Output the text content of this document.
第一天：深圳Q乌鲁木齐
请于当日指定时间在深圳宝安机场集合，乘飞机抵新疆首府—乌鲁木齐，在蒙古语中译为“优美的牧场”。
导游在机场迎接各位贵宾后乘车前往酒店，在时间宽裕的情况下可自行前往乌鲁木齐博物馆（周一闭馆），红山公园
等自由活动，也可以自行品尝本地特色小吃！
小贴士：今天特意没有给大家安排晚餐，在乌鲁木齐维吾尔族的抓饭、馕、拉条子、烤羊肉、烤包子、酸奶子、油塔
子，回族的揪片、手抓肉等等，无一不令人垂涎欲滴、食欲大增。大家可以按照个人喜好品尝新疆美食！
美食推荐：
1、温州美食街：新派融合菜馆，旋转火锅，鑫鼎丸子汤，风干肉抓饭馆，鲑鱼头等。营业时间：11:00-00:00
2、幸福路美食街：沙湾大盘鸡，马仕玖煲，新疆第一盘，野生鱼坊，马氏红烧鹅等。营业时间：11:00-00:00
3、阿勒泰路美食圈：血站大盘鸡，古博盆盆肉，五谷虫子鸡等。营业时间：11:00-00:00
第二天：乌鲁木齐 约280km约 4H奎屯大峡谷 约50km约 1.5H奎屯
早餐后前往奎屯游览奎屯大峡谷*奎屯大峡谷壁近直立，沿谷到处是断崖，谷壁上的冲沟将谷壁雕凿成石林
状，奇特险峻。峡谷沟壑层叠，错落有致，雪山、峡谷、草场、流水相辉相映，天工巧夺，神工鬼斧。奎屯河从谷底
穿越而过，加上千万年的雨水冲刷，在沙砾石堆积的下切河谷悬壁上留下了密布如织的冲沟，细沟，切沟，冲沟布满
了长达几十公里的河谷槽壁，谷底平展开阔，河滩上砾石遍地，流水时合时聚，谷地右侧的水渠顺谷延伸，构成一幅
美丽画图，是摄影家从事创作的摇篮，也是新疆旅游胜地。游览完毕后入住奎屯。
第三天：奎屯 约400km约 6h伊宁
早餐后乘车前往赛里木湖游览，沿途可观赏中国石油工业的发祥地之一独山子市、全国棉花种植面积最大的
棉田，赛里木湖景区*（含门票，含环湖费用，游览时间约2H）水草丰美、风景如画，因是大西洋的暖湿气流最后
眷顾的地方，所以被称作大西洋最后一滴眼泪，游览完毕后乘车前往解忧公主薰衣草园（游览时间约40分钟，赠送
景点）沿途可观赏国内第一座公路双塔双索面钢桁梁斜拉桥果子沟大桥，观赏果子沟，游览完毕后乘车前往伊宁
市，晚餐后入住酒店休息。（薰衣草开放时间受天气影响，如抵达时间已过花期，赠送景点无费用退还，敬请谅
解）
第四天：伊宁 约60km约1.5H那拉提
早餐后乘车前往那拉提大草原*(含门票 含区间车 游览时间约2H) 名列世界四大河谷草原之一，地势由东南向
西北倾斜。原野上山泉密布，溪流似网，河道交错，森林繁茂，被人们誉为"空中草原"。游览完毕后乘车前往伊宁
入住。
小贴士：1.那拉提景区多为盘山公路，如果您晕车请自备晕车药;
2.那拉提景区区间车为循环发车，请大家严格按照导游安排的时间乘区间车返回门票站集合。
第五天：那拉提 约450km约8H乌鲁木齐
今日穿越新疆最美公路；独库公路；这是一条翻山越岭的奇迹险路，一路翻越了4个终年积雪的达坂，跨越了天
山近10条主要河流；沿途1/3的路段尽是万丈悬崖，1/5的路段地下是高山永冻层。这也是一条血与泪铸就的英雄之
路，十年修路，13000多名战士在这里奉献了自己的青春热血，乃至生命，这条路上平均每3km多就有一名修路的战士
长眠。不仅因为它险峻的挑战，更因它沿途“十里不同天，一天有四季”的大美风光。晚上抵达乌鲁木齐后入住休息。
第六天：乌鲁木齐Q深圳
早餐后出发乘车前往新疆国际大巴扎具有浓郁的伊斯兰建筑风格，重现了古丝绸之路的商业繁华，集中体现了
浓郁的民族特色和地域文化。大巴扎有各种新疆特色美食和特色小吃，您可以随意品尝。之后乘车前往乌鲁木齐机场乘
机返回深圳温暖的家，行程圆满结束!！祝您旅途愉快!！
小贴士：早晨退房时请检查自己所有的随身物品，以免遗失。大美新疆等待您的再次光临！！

== Your goal ==
Looking at the data above, how many lines hold the word "营业时间"? Respond with the number alone.

== Exercise answer ==
3